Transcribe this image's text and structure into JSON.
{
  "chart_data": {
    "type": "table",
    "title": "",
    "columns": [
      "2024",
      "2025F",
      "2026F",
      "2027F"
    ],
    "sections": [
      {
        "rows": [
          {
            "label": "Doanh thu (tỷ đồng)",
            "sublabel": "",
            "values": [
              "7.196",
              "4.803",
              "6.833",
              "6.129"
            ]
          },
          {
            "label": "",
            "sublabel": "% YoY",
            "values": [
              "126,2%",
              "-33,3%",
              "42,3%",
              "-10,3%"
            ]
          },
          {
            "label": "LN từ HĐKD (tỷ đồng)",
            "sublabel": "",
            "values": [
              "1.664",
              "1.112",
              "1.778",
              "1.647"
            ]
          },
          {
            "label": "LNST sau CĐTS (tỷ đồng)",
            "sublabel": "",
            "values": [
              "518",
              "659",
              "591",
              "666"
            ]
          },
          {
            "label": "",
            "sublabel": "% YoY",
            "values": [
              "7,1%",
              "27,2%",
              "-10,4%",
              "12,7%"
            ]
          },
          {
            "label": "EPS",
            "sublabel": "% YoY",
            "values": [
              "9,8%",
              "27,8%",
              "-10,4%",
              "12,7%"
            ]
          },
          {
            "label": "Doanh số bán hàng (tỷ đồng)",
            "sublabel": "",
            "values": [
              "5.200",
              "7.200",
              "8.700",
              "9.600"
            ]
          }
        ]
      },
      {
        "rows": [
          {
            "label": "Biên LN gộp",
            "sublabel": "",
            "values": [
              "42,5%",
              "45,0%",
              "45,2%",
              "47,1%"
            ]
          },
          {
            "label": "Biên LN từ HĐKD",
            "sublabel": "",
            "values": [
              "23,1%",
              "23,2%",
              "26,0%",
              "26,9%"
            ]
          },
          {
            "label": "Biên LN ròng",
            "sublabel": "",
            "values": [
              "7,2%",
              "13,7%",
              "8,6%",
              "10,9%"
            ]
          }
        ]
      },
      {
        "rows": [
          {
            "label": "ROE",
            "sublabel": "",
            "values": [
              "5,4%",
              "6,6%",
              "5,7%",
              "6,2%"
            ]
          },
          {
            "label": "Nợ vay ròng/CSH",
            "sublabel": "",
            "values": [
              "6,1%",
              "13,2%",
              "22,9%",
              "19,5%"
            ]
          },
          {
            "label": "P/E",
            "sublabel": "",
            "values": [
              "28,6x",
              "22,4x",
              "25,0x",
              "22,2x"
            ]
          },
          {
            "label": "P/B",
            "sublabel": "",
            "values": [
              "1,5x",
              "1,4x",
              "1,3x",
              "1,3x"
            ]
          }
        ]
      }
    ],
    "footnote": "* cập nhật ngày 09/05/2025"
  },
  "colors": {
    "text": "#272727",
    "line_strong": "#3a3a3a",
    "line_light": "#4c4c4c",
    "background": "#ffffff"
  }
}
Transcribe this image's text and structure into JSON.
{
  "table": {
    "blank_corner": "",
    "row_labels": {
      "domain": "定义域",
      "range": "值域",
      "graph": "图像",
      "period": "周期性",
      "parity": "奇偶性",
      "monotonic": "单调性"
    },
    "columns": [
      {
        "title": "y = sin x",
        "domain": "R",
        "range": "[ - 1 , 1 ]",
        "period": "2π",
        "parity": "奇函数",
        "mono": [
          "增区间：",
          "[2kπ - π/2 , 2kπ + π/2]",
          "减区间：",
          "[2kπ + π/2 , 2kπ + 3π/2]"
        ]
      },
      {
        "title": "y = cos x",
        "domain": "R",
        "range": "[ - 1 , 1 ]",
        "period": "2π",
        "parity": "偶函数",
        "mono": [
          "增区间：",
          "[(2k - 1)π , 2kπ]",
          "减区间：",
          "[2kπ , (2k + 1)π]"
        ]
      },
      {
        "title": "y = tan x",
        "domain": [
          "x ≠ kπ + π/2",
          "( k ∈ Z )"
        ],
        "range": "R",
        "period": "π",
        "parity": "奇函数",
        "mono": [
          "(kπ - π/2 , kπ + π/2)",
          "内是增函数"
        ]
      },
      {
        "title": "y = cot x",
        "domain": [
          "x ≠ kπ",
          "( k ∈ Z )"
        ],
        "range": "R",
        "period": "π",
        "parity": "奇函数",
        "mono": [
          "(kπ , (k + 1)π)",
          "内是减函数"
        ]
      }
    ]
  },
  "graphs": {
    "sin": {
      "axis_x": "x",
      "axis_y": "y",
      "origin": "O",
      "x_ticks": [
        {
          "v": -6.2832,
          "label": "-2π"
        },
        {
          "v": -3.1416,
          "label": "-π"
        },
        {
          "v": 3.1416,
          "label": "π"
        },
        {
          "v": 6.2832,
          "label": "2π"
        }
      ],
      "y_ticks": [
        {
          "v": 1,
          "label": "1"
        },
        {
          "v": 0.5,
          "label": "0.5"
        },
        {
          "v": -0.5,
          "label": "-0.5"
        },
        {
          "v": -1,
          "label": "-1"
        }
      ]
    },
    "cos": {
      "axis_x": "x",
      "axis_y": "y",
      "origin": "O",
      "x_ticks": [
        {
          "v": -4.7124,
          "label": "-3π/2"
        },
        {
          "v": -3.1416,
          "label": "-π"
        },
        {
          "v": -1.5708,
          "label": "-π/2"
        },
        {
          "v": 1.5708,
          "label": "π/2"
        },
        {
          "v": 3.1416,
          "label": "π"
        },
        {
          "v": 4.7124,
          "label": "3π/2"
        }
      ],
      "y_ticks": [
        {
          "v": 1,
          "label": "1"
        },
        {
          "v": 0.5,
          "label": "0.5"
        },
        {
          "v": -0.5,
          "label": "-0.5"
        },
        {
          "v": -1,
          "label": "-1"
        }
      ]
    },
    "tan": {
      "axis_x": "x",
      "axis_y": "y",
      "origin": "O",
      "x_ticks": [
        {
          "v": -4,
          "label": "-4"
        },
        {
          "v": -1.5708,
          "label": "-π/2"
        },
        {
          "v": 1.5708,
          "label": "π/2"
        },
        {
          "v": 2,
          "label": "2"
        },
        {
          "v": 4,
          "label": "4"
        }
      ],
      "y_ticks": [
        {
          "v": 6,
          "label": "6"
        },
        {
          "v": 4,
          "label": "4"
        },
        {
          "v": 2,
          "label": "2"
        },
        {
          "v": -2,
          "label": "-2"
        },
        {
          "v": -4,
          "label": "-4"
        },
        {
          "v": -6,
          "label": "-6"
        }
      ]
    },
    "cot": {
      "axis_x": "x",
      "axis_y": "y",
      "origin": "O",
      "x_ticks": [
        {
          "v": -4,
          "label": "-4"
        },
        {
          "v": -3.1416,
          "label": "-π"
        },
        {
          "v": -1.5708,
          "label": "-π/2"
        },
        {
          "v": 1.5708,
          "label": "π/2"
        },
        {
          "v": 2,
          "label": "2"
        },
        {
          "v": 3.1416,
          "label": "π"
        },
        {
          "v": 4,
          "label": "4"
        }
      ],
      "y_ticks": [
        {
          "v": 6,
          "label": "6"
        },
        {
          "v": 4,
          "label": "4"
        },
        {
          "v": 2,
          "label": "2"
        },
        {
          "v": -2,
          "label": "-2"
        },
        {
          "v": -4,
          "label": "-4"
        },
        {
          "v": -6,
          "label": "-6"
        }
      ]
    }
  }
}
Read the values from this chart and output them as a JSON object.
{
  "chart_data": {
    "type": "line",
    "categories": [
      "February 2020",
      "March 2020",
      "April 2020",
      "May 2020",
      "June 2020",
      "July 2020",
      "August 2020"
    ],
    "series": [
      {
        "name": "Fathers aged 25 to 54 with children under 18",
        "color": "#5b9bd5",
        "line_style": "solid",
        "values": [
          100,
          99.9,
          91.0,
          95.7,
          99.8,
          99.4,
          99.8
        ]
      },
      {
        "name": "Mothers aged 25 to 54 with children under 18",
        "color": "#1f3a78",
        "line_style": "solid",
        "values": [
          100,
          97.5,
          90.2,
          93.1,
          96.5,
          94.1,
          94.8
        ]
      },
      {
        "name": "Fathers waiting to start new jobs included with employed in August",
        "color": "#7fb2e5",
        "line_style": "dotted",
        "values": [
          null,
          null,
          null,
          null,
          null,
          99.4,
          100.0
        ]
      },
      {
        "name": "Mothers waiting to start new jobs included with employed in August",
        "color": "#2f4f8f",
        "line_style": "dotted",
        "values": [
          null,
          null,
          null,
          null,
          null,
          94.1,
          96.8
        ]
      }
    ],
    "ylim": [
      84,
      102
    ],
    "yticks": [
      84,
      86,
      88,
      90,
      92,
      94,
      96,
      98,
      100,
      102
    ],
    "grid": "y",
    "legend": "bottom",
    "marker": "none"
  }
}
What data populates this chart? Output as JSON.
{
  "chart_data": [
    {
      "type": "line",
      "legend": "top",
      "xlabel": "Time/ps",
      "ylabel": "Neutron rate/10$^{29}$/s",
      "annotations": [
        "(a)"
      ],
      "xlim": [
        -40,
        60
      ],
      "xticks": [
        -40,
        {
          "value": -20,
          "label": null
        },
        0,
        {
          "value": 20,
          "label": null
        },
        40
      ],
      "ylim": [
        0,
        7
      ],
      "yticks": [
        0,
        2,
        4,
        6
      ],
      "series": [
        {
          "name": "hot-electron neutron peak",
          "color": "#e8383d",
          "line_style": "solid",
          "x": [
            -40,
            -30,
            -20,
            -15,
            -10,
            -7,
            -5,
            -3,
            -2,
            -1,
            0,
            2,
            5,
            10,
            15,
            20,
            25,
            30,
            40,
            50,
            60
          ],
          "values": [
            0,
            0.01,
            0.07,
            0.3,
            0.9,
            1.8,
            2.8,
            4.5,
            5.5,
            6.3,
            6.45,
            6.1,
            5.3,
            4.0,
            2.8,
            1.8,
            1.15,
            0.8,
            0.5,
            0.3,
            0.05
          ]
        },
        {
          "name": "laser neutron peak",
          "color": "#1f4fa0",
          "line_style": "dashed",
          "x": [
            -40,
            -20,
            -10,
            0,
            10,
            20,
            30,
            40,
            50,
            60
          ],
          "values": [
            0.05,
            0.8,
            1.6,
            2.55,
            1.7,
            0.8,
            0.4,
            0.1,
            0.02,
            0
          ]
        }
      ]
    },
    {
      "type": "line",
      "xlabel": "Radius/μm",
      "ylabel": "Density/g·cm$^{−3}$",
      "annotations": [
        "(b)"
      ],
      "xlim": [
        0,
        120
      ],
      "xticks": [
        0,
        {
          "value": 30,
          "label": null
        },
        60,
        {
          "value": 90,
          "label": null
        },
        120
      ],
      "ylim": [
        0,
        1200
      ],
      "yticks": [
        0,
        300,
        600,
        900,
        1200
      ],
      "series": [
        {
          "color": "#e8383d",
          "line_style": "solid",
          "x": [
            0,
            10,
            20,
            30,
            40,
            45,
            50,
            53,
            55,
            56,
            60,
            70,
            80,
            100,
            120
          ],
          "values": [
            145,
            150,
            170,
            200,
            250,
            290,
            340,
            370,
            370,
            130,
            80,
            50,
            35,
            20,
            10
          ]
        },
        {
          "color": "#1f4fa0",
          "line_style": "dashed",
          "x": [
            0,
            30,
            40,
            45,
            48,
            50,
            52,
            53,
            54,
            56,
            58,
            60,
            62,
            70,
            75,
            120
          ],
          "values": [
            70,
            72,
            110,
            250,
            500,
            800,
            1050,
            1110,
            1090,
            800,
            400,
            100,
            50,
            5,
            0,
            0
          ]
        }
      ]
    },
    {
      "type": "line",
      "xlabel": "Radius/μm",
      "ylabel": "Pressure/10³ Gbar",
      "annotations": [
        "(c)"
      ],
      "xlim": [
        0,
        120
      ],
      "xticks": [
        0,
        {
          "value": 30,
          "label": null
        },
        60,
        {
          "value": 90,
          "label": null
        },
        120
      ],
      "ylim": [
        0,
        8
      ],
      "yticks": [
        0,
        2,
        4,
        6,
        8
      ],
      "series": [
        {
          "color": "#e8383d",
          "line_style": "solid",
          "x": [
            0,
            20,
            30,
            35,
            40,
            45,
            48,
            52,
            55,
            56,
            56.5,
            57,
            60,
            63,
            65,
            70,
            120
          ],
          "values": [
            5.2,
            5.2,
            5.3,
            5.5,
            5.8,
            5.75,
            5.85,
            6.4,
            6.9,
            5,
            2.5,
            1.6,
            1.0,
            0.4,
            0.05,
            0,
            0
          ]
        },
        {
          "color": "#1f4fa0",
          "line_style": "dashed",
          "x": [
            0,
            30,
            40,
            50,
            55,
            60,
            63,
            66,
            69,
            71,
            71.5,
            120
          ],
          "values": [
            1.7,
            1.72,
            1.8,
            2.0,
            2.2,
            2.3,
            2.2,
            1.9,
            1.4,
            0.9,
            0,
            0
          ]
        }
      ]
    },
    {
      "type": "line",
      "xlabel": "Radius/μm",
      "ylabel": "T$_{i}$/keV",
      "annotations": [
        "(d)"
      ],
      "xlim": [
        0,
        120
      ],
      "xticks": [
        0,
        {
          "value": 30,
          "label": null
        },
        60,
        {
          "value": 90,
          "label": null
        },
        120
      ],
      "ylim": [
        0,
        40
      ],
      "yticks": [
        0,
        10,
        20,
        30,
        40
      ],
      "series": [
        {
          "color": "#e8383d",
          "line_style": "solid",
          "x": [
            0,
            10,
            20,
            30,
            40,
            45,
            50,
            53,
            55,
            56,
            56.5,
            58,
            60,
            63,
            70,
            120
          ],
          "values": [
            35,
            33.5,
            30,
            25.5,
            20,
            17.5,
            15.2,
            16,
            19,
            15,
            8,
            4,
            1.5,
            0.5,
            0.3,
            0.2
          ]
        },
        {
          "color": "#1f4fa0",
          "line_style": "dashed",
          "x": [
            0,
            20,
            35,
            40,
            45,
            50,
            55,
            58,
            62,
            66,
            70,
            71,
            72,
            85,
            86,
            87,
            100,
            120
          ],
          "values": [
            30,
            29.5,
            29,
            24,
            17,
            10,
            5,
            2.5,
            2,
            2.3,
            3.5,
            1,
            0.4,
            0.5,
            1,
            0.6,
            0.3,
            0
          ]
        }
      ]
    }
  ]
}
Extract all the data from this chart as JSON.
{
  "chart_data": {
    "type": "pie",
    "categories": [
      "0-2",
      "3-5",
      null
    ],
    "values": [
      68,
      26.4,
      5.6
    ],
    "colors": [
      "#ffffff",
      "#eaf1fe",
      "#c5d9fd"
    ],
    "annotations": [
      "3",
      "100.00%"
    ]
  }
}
☆ ☆ ☆ ☆ ☆ ☆ ☆
Collect the lines of the data that carry the word "HĐKD".

            "label": "LN từ HĐKD (tỷ đồng)",
            "label": "Biên LN từ HĐKD",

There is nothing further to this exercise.